What this task involves —
Output each entry that follows exactly. Images stay out.

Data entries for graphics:
# # # # # # #
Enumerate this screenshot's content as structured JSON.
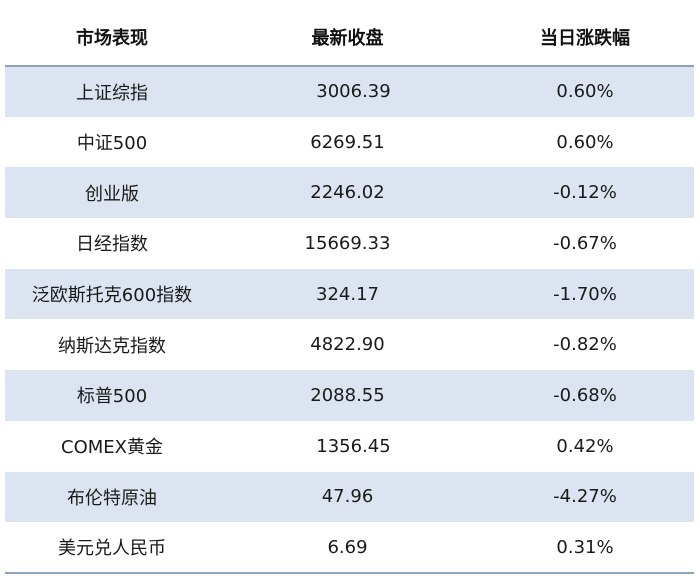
{
  "table": {
    "headers": [
      "市场表现",
      "最新收盘",
      "当日涨跌幅"
    ],
    "rows": [
      [
        "上证综指",
        "3006.39",
        "0.60%"
      ],
      [
        "中证500",
        "6269.51",
        "0.60%"
      ],
      [
        "创业版",
        "2246.02",
        "-0.12%"
      ],
      [
        "日经指数",
        "15669.33",
        "-0.67%"
      ],
      [
        "泛欧斯托克600指数",
        "324.17",
        "-1.70%"
      ],
      [
        "纳斯达克指数",
        "4822.90",
        "-0.82%"
      ],
      [
        "标普500",
        "2088.55",
        "-0.68%"
      ],
      [
        "COMEX黄金",
        "1356.45",
        "0.42%"
      ],
      [
        "布伦特原油",
        "47.96",
        "-4.27%"
      ],
      [
        "美元兑人民币",
        "6.69",
        "0.31%"
      ]
    ]
  },
  "colors": {
    "shaded_row": "#dbe4f0",
    "rule": "#8fa3bb",
    "text": "#1a1a1a"
  }
}
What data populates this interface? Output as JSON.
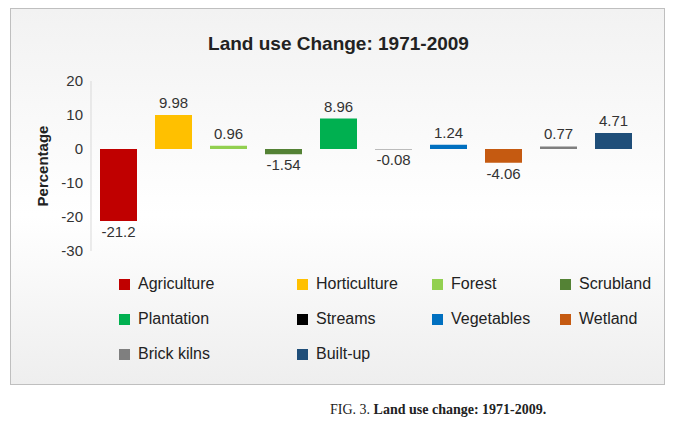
{
  "chart_data": {
    "type": "bar",
    "title": "Land use Change: 1971-2009",
    "y_label": "Percentage",
    "categories": [
      "Agriculture",
      "Horticulture",
      "Forest",
      "Scrubland",
      "Plantation",
      "Streams",
      "Vegetables",
      "Wetland",
      "Brick kilns",
      "Built-up"
    ],
    "values": [
      -21.2,
      9.98,
      0.96,
      -1.54,
      8.96,
      -0.08,
      1.24,
      -4.06,
      0.77,
      4.71
    ],
    "colors": [
      "#c00000",
      "#ffc000",
      "#92d050",
      "#548235",
      "#00b050",
      "#000000",
      "#0070c0",
      "#c55a11",
      "#7f7f7f",
      "#1f4e79"
    ],
    "ylim": [
      -30,
      20
    ],
    "yticks": [
      -30,
      -20,
      -10,
      0,
      10,
      20
    ],
    "grid": false,
    "legend": "bottom",
    "data_labels": true,
    "tick_labels": "y",
    "annotations": [
      "FIG. 3.",
      "Land use change: 1971-2009."
    ]
  }
}
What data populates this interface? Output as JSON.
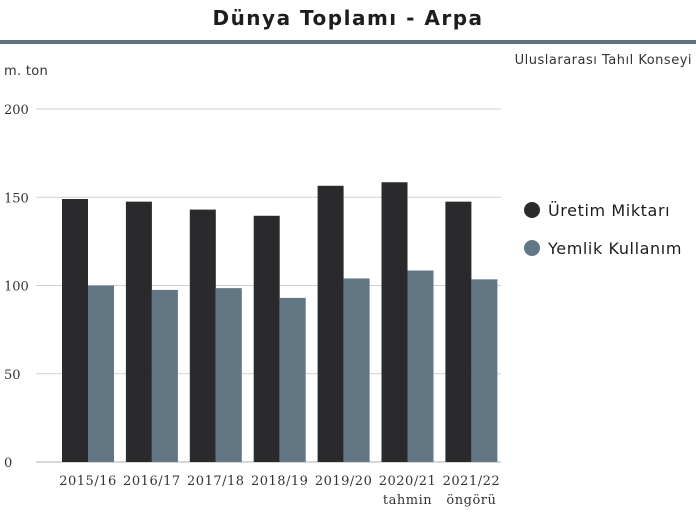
# # # # # # #
Answer to the task —
Enumerate this screenshot's content as structured JSON.
{
  "table": {
    "headers": [
      "市场表现",
      "最新收盘",
      "当日涨跌幅"
    ],
    "rows": [
      [
        "上证综指",
        "3006.39",
        "0.60%"
      ],
      [
        "中证500",
        "6269.51",
        "0.60%"
      ],
      [
        "创业版",
        "2246.02",
        "-0.12%"
      ],
      [
        "日经指数",
        "15669.33",
        "-0.67%"
      ],
      [
        "泛欧斯托克600指数",
        "324.17",
        "-1.70%"
      ],
      [
        "纳斯达克指数",
        "4822.90",
        "-0.82%"
      ],
      [
        "标普500",
        "2088.55",
        "-0.68%"
      ],
      [
        "COMEX黄金",
        "1356.45",
        "0.42%"
      ],
      [
        "布伦特原油",
        "47.96",
        "-4.27%"
      ],
      [
        "美元兑人民币",
        "6.69",
        "0.31%"
      ]
    ]
  },
  "colors": {
    "shaded_row": "#dbe4f0",
    "rule": "#8fa3bb",
    "text": "#1a1a1a"
  }
}
What data populates this interface? Output as JSON.
{
  "chart_data": {
    "type": "bar",
    "title": "Land use Change: 1971-2009",
    "y_label": "Percentage",
    "categories": [
      "Agriculture",
      "Horticulture",
      "Forest",
      "Scrubland",
      "Plantation",
      "Streams",
      "Vegetables",
      "Wetland",
      "Brick kilns",
      "Built-up"
    ],
    "values": [
      -21.2,
      9.98,
      0.96,
      -1.54,
      8.96,
      -0.08,
      1.24,
      -4.06,
      0.77,
      4.71
    ],
    "colors": [
      "#c00000",
      "#ffc000",
      "#92d050",
      "#548235",
      "#00b050",
      "#000000",
      "#0070c0",
      "#c55a11",
      "#7f7f7f",
      "#1f4e79"
    ],
    "ylim": [
      -30,
      20
    ],
    "yticks": [
      -30,
      -20,
      -10,
      0,
      10,
      20
    ],
    "grid": false,
    "legend": "bottom",
    "data_labels": true,
    "tick_labels": "y",
    "annotations": [
      "FIG. 3.",
      "Land use change: 1971-2009."
    ]
  }
}
What data populates this interface? Output as JSON.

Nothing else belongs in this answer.